* Rows
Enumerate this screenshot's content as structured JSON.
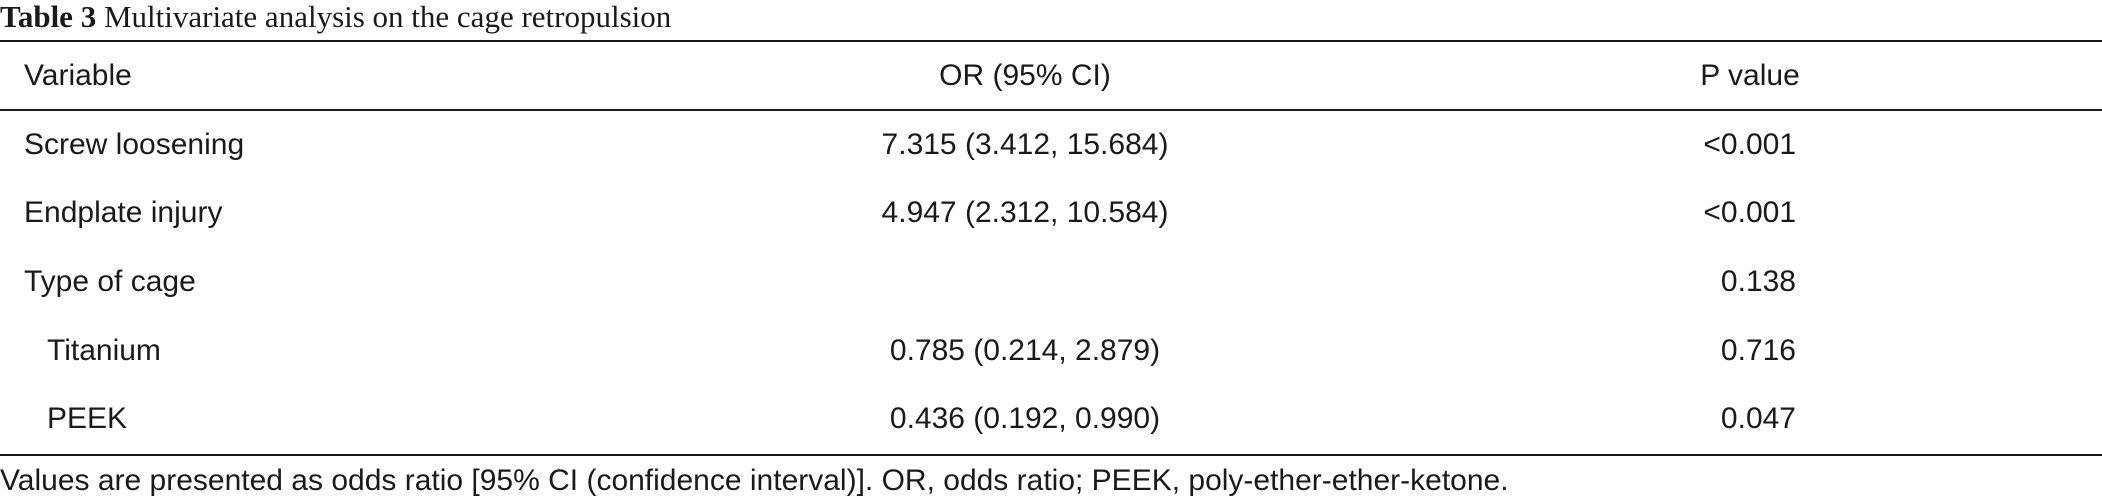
{
  "table": {
    "caption_label": "Table 3",
    "caption_text": "Multivariate analysis on the cage retropulsion",
    "headers": {
      "variable": "Variable",
      "or": "OR (95% CI)",
      "p": "P value"
    },
    "rows": [
      {
        "variable": "Screw loosening",
        "or": "7.315 (3.412, 15.684)",
        "p": "<0.001"
      },
      {
        "variable": "Endplate injury",
        "or": "4.947 (2.312, 10.584)",
        "p": "<0.001"
      },
      {
        "variable": "Type of cage",
        "or": "",
        "p": "0.138"
      },
      {
        "variable": "Titanium",
        "or": "0.785 (0.214, 2.879)",
        "p": "0.716"
      },
      {
        "variable": "PEEK",
        "or": "0.436 (0.192, 0.990)",
        "p": "0.047"
      }
    ],
    "footnote": "Values are presented as odds ratio [95% CI (confidence interval)]. OR, odds ratio; PEEK, poly-ether-ether-ketone."
  }
}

* Written problem
All the records above need to be given again word for word. Skip the pictures.

* Written answer
Enumerate this screenshot's content as structured JSON.
{
  "table": {
    "caption_label": "Table 3",
    "caption_text": "Multivariate analysis on the cage retropulsion",
    "headers": {
      "variable": "Variable",
      "or": "OR (95% CI)",
      "p": "P value"
    },
    "rows": [
      {
        "variable": "Screw loosening",
        "or": "7.315 (3.412, 15.684)",
        "p": "<0.001"
      },
      {
        "variable": "Endplate injury",
        "or": "4.947 (2.312, 10.584)",
        "p": "<0.001"
      },
      {
        "variable": "Type of cage",
        "or": "",
        "p": "0.138"
      },
      {
        "variable": "Titanium",
        "or": "0.785 (0.214, 2.879)",
        "p": "0.716"
      },
      {
        "variable": "PEEK",
        "or": "0.436 (0.192, 0.990)",
        "p": "0.047"
      }
    ],
    "footnote": "Values are presented as odds ratio [95% CI (confidence interval)]. OR, odds ratio; PEEK, poly-ether-ether-ketone."
  }
}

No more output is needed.